** begin **
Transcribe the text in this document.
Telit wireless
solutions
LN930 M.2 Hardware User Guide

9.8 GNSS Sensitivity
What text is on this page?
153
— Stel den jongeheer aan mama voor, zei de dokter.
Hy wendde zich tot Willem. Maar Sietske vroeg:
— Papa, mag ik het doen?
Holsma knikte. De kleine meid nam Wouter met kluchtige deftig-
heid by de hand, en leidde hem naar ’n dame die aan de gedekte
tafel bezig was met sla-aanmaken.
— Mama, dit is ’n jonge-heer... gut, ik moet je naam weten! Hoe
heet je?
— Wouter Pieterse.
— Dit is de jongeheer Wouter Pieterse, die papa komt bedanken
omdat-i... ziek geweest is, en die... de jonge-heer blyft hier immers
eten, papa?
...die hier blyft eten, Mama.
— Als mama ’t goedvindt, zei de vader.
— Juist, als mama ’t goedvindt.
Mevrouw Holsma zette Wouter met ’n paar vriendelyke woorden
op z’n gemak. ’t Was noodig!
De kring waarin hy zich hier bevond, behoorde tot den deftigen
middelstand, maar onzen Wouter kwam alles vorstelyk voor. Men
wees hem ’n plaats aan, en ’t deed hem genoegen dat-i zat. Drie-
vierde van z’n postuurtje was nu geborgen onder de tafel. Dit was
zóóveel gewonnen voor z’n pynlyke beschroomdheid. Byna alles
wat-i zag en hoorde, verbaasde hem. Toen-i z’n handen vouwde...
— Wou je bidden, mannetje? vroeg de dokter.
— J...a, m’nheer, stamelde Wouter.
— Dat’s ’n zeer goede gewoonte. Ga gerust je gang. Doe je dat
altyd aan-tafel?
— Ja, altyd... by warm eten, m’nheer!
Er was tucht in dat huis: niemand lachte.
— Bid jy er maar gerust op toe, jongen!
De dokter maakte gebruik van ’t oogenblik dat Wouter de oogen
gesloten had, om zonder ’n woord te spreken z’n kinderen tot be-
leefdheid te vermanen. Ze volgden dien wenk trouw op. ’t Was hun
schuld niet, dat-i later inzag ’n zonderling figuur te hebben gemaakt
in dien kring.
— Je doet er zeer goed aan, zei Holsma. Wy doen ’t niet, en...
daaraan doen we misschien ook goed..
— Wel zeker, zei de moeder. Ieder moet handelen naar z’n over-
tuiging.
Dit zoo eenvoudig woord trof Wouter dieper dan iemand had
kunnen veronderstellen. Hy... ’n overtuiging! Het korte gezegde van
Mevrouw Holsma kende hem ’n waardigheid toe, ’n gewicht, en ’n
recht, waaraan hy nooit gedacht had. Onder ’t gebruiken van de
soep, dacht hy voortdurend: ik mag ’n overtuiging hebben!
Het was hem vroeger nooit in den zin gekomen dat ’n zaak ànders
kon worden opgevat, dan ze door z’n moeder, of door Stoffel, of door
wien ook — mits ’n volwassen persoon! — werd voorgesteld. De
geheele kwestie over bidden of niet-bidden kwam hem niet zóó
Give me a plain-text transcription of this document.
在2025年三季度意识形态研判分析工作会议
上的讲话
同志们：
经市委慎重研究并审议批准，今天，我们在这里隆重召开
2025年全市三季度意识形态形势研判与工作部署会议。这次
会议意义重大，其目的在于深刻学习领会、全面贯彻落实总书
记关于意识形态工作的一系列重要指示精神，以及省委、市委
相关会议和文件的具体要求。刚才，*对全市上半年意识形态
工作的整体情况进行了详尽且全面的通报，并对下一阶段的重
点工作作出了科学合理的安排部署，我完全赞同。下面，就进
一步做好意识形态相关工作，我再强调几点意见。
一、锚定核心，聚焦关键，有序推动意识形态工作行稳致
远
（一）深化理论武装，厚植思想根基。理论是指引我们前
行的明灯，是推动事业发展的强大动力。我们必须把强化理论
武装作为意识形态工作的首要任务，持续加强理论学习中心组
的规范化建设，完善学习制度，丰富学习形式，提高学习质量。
** end **
__AIM OF THE TASK__: Where a line above includes "zich", copy that line.

__TASK RESPONSE__:
Hy wendde zich tot Willem. Maar Sietske vroeg:
De kring waarin hy zich hier bevond, behoorde tot den deftigen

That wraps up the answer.